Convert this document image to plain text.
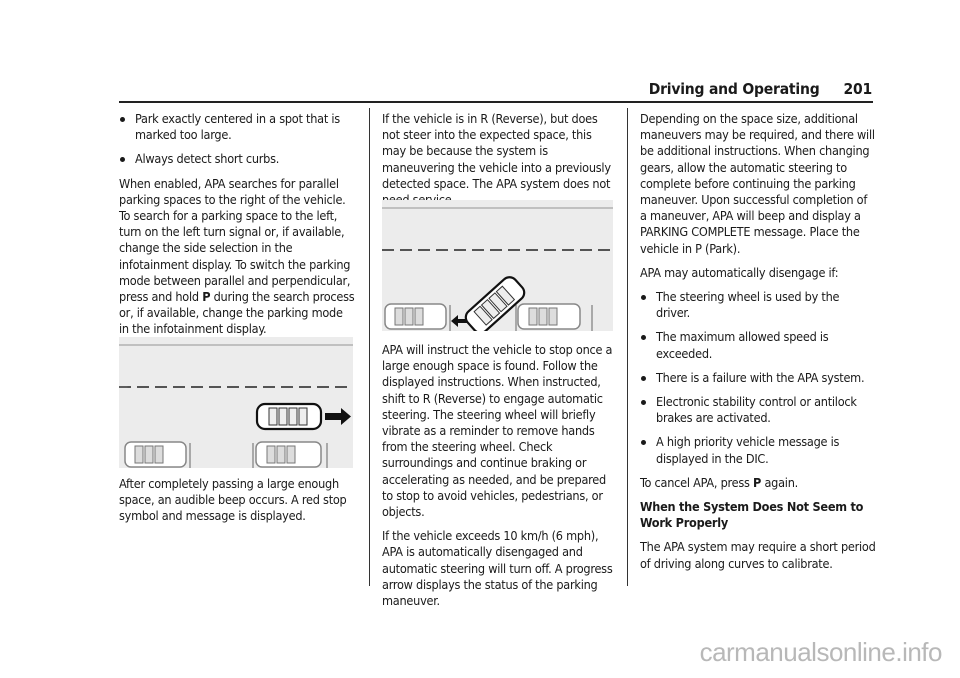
Driving and Operating 201
Park exactly centered in a spot that is marked too large.
Always detect short curbs.

When enabled, APA searches for parallel parking spaces to the right of the vehicle. To search for a parking space to the left, turn on the left turn signal or, if available, change the side selection in the infotainment display. To switch the parking mode between parallel and perpendicular, press and hold P during the search process or, if available, change the parking mode in the infotainment display.

After completely passing a large enough space, an audible beep occurs. A red stop symbol and message is displayed.

If the vehicle is in R (Reverse), but does not steer into the expected space, this may be because the system is maneuvering the vehicle into a previously detected space. The APA system does not

APA will instruct the vehicle to stop once a large enough space is found. Follow the displayed instructions. When instructed, shift to R (Reverse) to engage automatic steering. The steering wheel will briefly vibrate as a reminder to remove hands from the steering wheel. Check surroundings and continue braking or accelerating as needed, and be prepared to stop to avoid vehicles, pedestrians, or objects.

If the vehicle exceeds 10 km/h (6 mph), APA is automatically disengaged and automatic steering will turn off. A progress arrow displays the status of the parking maneuver.

Depending on the space size, additional maneuvers may be required, and there will be additional instructions. When changing gears, allow the automatic steering to complete before continuing the parking maneuver. Upon successful completion of a maneuver, APA will beep and display a PARKING COMPLETE message. Place the vehicle in P (Park).

APA may automatically disengage if:

The steering wheel is used by the driver.
The maximum allowed speed is exceeded.
There is a failure with the APA system.
Electronic stability control or antilock brakes are activated.
A high priority vehicle message is displayed in the DIC.

To cancel APA, press P again.

When the System Does Not Seem to Work Properly

The APA system may require a short period of driving along curves to calibrate.

carmanualsonline.info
○ ○ ○ ○ ○
### Your instructions
Count how many lines in the data contain the word "automatically", giving the number without comment.

### Exercise result
2